### TO DO
The expected answer is every line of the material that contains the word "göras".

### PROVIDED INFORMATION
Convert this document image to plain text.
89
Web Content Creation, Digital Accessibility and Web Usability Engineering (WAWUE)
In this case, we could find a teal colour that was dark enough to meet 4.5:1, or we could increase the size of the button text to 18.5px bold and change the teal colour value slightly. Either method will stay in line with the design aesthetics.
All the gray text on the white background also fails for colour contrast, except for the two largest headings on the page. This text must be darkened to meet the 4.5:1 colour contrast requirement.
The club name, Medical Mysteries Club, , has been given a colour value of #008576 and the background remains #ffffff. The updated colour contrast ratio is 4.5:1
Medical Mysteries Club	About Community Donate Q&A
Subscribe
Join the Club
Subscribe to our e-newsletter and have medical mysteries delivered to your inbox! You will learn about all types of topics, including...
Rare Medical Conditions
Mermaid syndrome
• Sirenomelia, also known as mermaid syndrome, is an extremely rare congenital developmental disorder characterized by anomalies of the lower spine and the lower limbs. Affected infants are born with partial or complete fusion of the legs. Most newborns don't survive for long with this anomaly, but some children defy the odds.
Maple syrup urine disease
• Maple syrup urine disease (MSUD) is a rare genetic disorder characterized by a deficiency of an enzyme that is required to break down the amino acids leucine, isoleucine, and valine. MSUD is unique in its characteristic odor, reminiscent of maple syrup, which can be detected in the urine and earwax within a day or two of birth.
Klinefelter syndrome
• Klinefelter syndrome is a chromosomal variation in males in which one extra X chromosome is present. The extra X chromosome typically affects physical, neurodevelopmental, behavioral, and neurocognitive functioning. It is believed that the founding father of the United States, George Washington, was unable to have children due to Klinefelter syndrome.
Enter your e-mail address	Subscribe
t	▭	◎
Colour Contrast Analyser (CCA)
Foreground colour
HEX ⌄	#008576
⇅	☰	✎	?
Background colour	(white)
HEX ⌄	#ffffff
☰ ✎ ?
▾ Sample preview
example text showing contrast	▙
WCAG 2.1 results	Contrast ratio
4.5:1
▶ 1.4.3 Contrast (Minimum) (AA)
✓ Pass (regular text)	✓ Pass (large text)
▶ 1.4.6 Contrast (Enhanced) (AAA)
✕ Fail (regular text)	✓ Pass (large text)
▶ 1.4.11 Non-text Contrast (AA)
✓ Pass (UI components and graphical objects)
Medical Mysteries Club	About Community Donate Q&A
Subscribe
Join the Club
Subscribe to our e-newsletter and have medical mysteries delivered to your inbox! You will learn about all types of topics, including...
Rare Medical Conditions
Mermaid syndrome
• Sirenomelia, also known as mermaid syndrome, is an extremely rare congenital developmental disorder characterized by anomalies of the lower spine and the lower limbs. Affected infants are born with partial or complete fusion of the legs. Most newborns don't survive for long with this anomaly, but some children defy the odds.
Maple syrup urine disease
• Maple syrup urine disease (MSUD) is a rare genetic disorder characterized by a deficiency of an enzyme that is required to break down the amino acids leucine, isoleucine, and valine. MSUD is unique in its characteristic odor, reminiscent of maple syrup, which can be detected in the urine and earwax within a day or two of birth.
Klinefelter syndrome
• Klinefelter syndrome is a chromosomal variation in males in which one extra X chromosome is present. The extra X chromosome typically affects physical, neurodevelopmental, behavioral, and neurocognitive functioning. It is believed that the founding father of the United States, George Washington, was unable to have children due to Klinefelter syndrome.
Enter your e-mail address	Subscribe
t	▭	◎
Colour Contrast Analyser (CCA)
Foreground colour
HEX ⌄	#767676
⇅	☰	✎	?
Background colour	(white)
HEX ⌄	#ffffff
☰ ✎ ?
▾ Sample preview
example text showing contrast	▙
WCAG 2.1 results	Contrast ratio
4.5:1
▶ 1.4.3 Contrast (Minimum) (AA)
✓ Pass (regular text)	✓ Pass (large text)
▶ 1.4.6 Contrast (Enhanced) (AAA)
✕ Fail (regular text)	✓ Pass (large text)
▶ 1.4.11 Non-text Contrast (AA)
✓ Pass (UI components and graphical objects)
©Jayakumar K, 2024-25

* * *

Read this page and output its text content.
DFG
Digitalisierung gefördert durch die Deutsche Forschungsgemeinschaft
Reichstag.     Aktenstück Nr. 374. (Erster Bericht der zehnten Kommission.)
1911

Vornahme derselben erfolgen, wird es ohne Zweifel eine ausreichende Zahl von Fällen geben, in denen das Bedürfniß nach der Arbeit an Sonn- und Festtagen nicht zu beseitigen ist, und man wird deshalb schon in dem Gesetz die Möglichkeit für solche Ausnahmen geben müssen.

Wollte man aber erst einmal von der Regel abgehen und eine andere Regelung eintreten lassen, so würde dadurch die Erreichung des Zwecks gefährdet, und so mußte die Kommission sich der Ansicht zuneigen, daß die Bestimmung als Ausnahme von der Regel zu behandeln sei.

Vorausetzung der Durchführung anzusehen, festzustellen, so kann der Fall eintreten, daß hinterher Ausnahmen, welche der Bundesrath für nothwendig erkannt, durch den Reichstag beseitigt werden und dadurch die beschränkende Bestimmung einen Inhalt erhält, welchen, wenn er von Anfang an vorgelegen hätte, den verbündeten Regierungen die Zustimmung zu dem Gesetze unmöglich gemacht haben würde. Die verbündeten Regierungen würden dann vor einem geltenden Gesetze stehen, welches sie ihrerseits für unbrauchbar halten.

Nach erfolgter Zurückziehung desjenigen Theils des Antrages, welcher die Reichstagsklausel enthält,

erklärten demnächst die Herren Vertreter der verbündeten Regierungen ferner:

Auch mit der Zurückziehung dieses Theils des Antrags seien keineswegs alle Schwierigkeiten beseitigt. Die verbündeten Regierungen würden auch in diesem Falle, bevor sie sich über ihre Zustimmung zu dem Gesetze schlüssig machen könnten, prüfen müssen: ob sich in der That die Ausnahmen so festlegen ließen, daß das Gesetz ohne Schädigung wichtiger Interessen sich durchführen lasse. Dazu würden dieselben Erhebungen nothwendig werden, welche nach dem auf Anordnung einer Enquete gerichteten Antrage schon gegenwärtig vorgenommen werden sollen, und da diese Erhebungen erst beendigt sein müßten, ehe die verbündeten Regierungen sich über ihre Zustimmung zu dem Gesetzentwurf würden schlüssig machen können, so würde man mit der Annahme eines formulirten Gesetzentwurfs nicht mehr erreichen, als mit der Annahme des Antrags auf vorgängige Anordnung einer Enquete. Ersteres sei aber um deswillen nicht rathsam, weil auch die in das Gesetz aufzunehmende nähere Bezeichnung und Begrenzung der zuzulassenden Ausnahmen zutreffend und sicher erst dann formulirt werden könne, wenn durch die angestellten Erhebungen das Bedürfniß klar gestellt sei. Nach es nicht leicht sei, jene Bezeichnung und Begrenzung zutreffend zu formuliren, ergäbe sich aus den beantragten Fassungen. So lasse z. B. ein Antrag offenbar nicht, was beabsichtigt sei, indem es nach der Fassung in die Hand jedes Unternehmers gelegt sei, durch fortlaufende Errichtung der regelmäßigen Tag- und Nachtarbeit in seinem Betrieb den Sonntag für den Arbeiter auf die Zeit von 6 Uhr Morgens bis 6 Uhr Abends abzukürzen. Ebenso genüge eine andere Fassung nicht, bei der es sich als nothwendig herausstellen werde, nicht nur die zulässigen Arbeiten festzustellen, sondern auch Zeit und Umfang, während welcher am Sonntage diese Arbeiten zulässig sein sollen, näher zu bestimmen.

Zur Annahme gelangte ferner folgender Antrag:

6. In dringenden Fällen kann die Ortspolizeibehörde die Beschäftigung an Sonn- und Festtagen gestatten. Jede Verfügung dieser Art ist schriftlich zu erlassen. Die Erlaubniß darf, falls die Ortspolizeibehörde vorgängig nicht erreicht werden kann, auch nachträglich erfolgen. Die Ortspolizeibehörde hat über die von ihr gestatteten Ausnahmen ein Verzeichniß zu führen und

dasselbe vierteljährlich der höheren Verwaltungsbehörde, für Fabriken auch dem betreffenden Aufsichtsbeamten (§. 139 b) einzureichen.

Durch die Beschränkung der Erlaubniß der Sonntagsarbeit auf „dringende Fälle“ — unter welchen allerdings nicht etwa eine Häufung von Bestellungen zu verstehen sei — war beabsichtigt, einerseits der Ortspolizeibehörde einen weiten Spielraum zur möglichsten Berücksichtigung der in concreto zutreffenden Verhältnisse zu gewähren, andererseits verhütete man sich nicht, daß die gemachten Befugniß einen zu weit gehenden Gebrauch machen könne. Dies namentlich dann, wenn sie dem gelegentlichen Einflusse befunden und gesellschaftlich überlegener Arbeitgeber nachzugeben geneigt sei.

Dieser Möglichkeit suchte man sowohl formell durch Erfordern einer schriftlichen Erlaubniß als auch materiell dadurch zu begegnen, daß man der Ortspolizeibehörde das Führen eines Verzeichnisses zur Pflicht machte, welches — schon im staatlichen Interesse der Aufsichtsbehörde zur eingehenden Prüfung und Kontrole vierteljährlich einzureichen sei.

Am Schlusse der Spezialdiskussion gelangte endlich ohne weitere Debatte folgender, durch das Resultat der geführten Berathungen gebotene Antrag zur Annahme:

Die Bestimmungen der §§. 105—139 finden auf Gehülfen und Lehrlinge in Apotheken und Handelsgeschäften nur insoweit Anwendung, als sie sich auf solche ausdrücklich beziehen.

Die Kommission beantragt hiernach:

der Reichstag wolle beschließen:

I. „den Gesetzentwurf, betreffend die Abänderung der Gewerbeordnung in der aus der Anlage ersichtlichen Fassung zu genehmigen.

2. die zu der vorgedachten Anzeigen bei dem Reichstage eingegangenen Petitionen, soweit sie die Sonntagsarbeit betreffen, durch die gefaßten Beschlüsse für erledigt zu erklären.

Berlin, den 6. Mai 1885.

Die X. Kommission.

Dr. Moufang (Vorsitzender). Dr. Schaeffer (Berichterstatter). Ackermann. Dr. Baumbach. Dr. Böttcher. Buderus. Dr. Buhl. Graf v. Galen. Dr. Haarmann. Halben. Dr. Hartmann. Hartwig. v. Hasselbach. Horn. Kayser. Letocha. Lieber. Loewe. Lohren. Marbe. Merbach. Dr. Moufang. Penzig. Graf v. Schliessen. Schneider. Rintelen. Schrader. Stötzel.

...

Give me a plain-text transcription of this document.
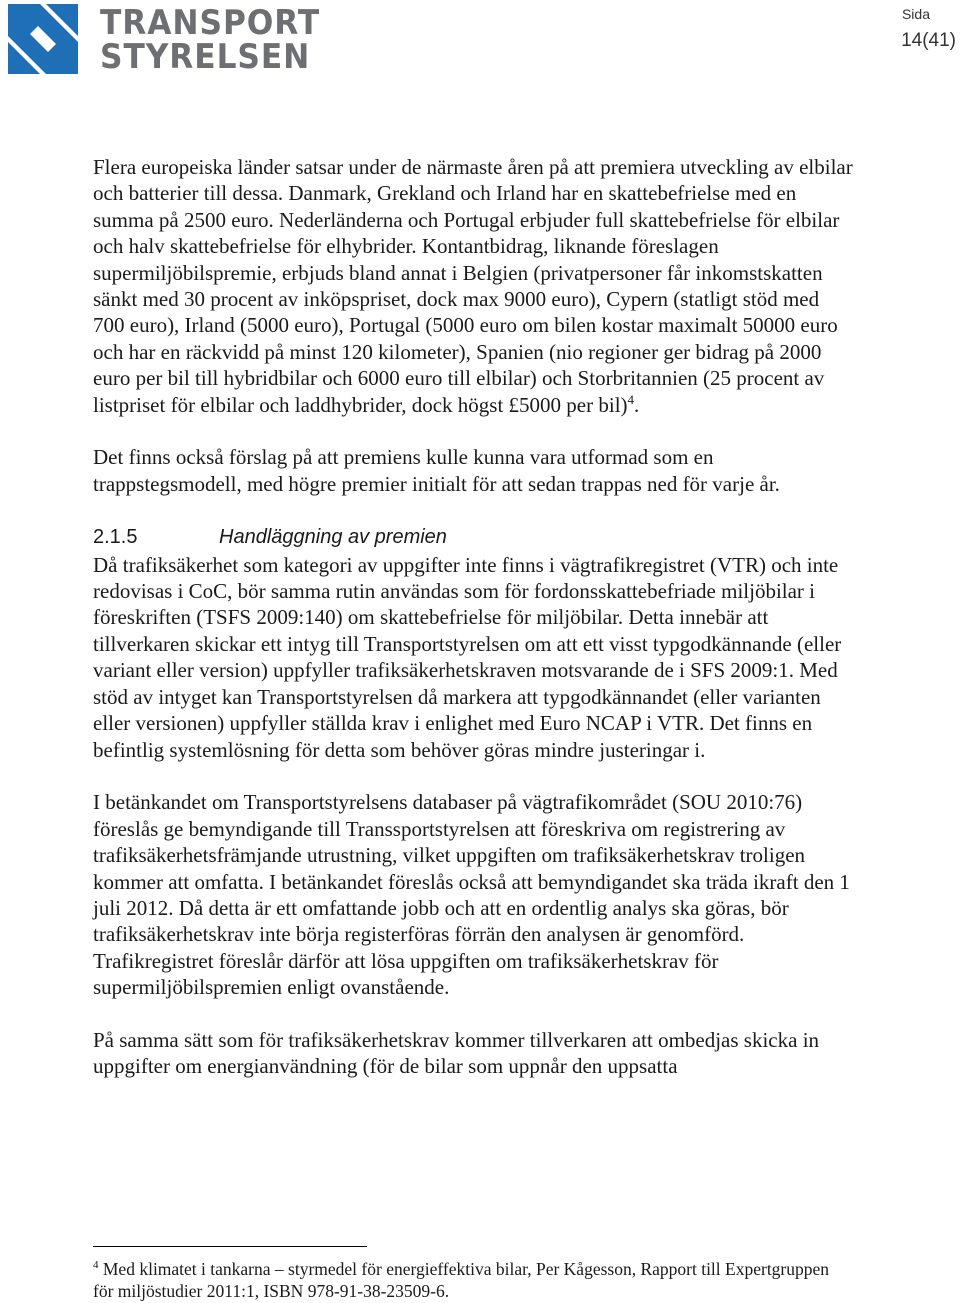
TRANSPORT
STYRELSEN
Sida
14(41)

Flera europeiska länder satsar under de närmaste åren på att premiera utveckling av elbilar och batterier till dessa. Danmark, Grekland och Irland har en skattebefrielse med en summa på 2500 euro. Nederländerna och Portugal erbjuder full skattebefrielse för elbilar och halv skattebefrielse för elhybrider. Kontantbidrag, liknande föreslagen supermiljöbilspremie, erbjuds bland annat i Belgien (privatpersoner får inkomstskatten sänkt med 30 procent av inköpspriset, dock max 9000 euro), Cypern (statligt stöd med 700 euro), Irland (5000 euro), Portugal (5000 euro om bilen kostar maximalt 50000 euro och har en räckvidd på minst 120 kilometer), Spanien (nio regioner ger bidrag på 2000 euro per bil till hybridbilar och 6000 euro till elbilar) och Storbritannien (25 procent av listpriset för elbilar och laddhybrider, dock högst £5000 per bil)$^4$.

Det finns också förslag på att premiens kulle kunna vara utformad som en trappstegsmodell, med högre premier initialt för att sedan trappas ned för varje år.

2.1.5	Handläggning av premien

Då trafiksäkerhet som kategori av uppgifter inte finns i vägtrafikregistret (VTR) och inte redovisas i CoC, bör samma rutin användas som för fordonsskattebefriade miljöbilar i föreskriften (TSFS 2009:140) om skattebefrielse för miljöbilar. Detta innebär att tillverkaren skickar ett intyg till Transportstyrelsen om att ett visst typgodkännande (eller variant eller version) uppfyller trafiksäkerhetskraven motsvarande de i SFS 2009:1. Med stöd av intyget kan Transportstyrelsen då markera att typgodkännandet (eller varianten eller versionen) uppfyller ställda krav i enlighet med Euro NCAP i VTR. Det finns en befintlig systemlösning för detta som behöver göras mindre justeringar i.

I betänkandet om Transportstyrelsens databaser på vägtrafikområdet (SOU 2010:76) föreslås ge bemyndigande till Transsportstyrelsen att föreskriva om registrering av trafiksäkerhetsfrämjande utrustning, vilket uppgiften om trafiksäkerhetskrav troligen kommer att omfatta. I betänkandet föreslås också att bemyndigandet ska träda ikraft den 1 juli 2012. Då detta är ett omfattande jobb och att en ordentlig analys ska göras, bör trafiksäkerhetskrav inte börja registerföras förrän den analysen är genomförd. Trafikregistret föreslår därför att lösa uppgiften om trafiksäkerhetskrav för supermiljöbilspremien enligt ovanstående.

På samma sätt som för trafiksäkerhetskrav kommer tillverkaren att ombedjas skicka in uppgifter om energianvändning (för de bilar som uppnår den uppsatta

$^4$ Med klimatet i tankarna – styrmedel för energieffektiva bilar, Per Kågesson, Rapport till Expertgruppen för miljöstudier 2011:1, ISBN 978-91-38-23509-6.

### OUTPUT FOR THIS EXERCISE
Då trafiksäkerhet som kategori av uppgifter inte finns i vägtrafikregistret (VTR) och inte redovisas i CoC, bör samma rutin användas som för fordonsskattebefriade miljöbilar i föreskriften (TSFS 2009:140) om skattebefrielse för miljöbilar. Detta innebär att tillverkaren skickar ett intyg till Transportstyrelsen om att ett visst typgodkännande (eller variant eller version) uppfyller trafiksäkerhetskraven motsvarande de i SFS 2009:1. Med stöd av intyget kan Transportstyrelsen då markera att typgodkännandet (eller varianten eller versionen) uppfyller ställda krav i enlighet med Euro NCAP i VTR. Det finns en befintlig systemlösning för detta som behöver göras mindre justeringar i.
I betänkandet om Transportstyrelsens databaser på vägtrafikområdet (SOU 2010:76) föreslås ge bemyndigande till Transsportstyrelsen att föreskriva om registrering av trafiksäkerhetsfrämjande utrustning, vilket uppgiften om trafiksäkerhetskrav troligen kommer att omfatta. I betänkandet föreslås också att bemyndigandet ska träda ikraft den 1 juli 2012. Då detta är ett omfattande jobb och att en ordentlig analys ska göras, bör trafiksäkerhetskrav inte börja registerföras förrän den analysen är genomförd. Trafikregistret föreslår därför att lösa uppgiften om trafiksäkerhetskrav för supermiljöbilspremien enligt ovanstående.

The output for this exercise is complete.